● Task requirements
Below are some records. Say in a single number how many of their lines include the word "overline".

[Extracted records]
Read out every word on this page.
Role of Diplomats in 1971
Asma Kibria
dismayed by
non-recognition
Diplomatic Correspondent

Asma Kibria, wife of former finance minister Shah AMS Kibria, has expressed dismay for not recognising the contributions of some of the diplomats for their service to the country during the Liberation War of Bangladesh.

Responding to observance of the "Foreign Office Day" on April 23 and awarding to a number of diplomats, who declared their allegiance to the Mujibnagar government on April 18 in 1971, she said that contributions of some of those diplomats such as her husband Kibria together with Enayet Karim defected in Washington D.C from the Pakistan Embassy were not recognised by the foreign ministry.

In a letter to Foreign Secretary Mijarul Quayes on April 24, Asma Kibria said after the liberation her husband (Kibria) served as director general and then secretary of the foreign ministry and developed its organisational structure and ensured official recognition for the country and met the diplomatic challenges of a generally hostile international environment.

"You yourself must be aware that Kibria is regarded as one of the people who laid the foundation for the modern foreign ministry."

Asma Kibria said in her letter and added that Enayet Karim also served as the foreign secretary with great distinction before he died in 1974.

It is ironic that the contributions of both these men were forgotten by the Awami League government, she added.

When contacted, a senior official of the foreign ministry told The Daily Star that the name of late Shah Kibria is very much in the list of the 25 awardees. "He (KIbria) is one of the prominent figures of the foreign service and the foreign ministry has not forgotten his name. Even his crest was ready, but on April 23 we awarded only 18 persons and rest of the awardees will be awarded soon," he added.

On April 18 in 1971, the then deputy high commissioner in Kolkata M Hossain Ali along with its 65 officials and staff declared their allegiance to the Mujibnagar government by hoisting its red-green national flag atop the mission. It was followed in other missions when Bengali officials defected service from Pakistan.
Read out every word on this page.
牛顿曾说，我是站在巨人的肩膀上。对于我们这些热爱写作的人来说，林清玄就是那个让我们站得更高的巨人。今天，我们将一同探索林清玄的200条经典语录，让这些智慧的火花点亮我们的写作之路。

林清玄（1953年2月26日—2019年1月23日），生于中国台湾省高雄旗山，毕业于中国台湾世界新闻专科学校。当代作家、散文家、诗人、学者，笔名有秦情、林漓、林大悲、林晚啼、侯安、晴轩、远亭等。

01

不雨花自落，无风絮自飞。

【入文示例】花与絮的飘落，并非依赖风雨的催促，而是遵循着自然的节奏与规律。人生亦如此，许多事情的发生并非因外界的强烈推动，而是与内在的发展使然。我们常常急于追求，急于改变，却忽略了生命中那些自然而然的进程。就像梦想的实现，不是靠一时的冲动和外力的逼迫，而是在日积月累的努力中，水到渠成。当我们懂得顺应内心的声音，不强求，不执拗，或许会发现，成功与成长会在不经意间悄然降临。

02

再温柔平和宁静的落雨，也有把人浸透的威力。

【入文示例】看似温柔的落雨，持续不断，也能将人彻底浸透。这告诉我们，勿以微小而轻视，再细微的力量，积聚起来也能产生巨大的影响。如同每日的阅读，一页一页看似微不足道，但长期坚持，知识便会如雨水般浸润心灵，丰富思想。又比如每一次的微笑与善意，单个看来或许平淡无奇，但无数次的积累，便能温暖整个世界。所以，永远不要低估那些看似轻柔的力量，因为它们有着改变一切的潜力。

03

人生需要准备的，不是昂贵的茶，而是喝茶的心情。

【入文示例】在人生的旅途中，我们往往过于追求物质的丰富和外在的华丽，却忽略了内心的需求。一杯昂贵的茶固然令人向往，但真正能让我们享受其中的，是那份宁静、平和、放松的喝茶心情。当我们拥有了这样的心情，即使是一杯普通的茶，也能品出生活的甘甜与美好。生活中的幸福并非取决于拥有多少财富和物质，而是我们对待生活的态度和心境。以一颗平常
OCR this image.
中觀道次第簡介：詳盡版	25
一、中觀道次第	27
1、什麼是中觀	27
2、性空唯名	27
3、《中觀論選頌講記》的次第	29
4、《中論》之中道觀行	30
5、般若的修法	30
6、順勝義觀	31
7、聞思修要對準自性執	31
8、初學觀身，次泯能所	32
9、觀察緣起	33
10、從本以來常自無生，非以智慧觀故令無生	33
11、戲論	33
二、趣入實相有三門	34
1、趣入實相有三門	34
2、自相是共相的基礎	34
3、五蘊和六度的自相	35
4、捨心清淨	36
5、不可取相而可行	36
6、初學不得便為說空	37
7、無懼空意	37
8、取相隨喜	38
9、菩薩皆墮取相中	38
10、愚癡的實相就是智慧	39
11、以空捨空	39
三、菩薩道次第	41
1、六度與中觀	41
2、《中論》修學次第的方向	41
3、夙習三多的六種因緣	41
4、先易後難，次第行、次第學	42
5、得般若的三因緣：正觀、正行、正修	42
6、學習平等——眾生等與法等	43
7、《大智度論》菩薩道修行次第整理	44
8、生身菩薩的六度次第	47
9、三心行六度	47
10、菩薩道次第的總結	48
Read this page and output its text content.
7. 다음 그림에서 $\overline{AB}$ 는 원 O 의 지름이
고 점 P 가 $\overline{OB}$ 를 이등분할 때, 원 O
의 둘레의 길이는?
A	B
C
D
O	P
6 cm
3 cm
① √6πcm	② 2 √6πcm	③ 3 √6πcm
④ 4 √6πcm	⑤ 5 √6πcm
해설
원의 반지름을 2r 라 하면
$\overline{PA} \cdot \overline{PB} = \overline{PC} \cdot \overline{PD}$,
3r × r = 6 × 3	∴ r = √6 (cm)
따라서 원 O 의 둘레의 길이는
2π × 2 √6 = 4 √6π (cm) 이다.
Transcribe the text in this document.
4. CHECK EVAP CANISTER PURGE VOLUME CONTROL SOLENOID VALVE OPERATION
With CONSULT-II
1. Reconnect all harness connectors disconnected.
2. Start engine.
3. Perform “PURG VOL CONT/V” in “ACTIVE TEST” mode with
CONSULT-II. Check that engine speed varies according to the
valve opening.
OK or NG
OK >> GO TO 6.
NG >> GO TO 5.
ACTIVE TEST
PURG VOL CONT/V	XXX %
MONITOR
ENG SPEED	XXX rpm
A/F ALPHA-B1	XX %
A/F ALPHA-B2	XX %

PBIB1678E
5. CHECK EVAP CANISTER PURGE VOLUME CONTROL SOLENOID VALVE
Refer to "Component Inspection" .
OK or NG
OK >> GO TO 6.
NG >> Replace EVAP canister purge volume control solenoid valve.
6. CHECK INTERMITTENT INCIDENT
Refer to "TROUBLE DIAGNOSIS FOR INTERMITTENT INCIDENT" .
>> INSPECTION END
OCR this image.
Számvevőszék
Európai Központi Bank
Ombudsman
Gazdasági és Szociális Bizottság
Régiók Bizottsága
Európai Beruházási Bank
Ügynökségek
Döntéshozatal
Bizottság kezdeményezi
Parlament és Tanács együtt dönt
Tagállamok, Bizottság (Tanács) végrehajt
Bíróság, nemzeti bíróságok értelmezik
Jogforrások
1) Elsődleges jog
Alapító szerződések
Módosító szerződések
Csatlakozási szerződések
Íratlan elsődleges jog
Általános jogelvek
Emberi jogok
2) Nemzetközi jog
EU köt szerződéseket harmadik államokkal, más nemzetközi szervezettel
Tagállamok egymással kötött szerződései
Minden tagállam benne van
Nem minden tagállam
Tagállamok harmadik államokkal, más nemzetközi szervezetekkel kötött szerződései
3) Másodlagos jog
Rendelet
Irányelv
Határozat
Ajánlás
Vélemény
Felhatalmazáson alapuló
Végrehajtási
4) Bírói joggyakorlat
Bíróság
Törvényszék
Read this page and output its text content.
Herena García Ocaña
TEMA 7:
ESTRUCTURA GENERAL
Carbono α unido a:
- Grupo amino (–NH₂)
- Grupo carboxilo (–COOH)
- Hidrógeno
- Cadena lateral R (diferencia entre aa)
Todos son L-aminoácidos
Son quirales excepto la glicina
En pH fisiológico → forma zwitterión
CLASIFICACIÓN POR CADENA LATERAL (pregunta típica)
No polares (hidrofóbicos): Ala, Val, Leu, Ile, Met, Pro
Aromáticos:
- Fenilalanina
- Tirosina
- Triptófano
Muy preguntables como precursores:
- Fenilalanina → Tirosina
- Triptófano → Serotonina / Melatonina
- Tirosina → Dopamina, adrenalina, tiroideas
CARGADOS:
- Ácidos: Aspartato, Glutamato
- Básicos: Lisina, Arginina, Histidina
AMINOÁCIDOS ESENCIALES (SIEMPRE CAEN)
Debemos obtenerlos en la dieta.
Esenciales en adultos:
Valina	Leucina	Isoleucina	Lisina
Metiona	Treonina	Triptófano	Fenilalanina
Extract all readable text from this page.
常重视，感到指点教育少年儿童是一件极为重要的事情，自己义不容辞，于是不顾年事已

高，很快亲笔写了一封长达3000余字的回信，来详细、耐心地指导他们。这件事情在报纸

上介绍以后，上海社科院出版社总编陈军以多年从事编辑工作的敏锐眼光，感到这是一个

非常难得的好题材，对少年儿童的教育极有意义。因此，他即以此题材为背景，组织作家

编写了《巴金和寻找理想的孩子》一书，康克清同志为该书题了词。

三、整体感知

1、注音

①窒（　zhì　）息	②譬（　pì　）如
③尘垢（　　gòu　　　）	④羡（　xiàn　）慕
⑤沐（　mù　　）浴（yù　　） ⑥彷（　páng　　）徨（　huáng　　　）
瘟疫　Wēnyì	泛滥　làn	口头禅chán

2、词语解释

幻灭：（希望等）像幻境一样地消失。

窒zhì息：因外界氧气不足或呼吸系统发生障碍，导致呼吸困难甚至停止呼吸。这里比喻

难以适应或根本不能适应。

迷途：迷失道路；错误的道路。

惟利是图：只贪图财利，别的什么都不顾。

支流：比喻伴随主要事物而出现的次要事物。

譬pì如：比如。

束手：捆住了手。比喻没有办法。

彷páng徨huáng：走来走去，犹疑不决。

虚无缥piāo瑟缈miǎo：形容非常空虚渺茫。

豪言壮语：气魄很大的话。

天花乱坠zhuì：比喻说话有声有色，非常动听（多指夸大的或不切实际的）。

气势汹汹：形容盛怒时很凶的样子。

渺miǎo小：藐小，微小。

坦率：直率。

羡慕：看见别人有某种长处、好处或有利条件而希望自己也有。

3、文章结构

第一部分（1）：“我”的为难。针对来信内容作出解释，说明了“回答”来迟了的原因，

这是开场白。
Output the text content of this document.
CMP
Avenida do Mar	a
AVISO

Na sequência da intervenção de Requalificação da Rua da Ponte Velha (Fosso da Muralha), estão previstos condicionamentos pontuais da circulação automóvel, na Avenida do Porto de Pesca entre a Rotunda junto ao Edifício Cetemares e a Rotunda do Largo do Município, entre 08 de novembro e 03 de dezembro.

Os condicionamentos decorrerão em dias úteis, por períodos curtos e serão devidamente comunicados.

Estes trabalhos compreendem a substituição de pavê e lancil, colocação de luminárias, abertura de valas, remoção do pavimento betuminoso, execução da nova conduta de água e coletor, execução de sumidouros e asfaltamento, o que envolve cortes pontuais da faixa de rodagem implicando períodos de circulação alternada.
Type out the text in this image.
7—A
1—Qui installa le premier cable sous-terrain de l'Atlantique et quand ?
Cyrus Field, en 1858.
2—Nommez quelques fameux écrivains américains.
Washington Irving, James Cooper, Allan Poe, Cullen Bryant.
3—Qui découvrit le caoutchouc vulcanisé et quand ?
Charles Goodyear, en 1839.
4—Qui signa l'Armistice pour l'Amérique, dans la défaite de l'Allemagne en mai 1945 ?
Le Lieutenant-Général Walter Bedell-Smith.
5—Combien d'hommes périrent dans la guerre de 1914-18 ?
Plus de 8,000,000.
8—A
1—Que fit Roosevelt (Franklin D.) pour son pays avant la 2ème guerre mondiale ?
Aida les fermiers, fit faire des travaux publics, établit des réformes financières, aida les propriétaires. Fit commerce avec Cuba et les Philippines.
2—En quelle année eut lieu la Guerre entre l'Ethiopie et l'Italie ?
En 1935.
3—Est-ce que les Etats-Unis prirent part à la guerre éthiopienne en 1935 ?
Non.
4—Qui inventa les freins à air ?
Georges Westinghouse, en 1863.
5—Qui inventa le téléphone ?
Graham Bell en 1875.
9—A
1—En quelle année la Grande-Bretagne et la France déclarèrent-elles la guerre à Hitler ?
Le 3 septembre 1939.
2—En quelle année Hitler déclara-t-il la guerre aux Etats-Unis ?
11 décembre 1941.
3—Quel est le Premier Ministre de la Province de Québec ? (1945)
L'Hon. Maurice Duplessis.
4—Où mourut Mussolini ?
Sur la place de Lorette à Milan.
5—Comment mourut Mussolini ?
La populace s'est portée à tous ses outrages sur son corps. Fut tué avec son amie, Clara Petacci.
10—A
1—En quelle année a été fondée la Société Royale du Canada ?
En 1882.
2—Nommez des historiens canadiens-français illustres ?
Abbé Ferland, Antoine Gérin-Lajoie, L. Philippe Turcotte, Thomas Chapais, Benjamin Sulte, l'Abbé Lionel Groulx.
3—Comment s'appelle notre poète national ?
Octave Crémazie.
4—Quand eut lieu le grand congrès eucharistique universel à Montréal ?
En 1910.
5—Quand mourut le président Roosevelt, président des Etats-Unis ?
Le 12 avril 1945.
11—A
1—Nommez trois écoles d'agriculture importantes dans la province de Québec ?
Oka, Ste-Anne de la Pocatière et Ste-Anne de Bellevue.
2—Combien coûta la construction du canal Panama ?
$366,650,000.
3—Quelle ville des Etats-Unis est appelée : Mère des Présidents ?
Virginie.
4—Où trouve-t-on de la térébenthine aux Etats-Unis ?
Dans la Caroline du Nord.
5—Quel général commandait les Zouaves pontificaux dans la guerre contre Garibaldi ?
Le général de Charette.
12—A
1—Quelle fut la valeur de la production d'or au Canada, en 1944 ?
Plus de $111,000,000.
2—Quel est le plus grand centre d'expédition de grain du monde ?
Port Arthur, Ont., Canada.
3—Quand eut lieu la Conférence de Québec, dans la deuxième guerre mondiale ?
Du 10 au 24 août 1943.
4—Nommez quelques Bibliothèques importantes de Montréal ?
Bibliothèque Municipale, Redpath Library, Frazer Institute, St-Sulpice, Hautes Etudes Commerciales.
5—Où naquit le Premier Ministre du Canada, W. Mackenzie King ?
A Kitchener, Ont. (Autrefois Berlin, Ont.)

● Output of the task
3